Component data from apps and pages
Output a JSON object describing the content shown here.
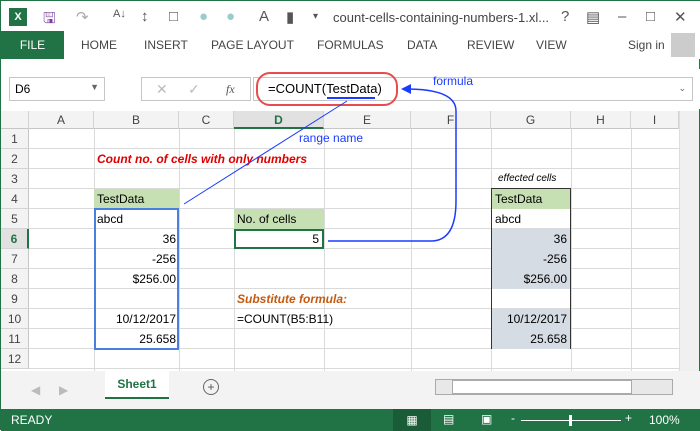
{
  "title": "count-cells-containing-numbers-1.xl...",
  "ribbon": {
    "file": "FILE",
    "tabs": [
      "HOME",
      "INSERT",
      "PAGE LAYOUT",
      "FORMULAS",
      "DATA",
      "REVIEW",
      "VIEW"
    ],
    "sign_in": "Sign in"
  },
  "formula_bar": {
    "name_box": "D6",
    "fx": "fx",
    "formula": "=COUNT(TestData)"
  },
  "columns": [
    "A",
    "B",
    "C",
    "D",
    "E",
    "F",
    "G",
    "H",
    "I"
  ],
  "rows": [
    "1",
    "2",
    "3",
    "4",
    "5",
    "6",
    "7",
    "8",
    "9",
    "10",
    "11",
    "12"
  ],
  "cells": {
    "B2": "Count no. of cells with only numbers",
    "B4": "TestData",
    "B5": "abcd",
    "B6": "36",
    "B7": "-256",
    "B8": "$256.00",
    "B10": "10/12/2017",
    "B11": "25.658",
    "D5": "No. of cells",
    "D6": "5",
    "D9": "Substitute formula:",
    "D10": "=COUNT(B5:B11)",
    "G3": "effected cells",
    "G4": "TestData",
    "G5": "abcd",
    "G6": "36",
    "G7": "-256",
    "G8": "$256.00",
    "G10": "10/12/2017",
    "G11": "25.658"
  },
  "annotations": {
    "formula": "formula",
    "range_name": "range name"
  },
  "sheets": [
    "Sheet1"
  ],
  "status": {
    "ready": "READY",
    "zoom": "100%"
  },
  "colors": {
    "excel_green": "#217346",
    "header_green": "#c6e0b4",
    "annotation_blue": "#1a3cff",
    "annotation_red": "#e00000"
  }
}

■ Problem to solve
Repeat the records above verbatim, with no pictures in the result.

■ Output for this task
Output a JSON object describing the content shown here.
{
  "title": "count-cells-containing-numbers-1.xl...",
  "ribbon": {
    "file": "FILE",
    "tabs": [
      "HOME",
      "INSERT",
      "PAGE LAYOUT",
      "FORMULAS",
      "DATA",
      "REVIEW",
      "VIEW"
    ],
    "sign_in": "Sign in"
  },
  "formula_bar": {
    "name_box": "D6",
    "fx": "fx",
    "formula": "=COUNT(TestData)"
  },
  "columns": [
    "A",
    "B",
    "C",
    "D",
    "E",
    "F",
    "G",
    "H",
    "I"
  ],
  "rows": [
    "1",
    "2",
    "3",
    "4",
    "5",
    "6",
    "7",
    "8",
    "9",
    "10",
    "11",
    "12"
  ],
  "cells": {
    "B2": "Count no. of cells with only numbers",
    "B4": "TestData",
    "B5": "abcd",
    "B6": "36",
    "B7": "-256",
    "B8": "$256.00",
    "B10": "10/12/2017",
    "B11": "25.658",
    "D5": "No. of cells",
    "D6": "5",
    "D9": "Substitute formula:",
    "D10": "=COUNT(B5:B11)",
    "G3": "effected cells",
    "G4": "TestData",
    "G5": "abcd",
    "G6": "36",
    "G7": "-256",
    "G8": "$256.00",
    "G10": "10/12/2017",
    "G11": "25.658"
  },
  "annotations": {
    "formula": "formula",
    "range_name": "range name"
  },
  "sheets": [
    "Sheet1"
  ],
  "status": {
    "ready": "READY",
    "zoom": "100%"
  },
  "colors": {
    "excel_green": "#217346",
    "header_green": "#c6e0b4",
    "annotation_blue": "#1a3cff",
    "annotation_red": "#e00000"
  }
}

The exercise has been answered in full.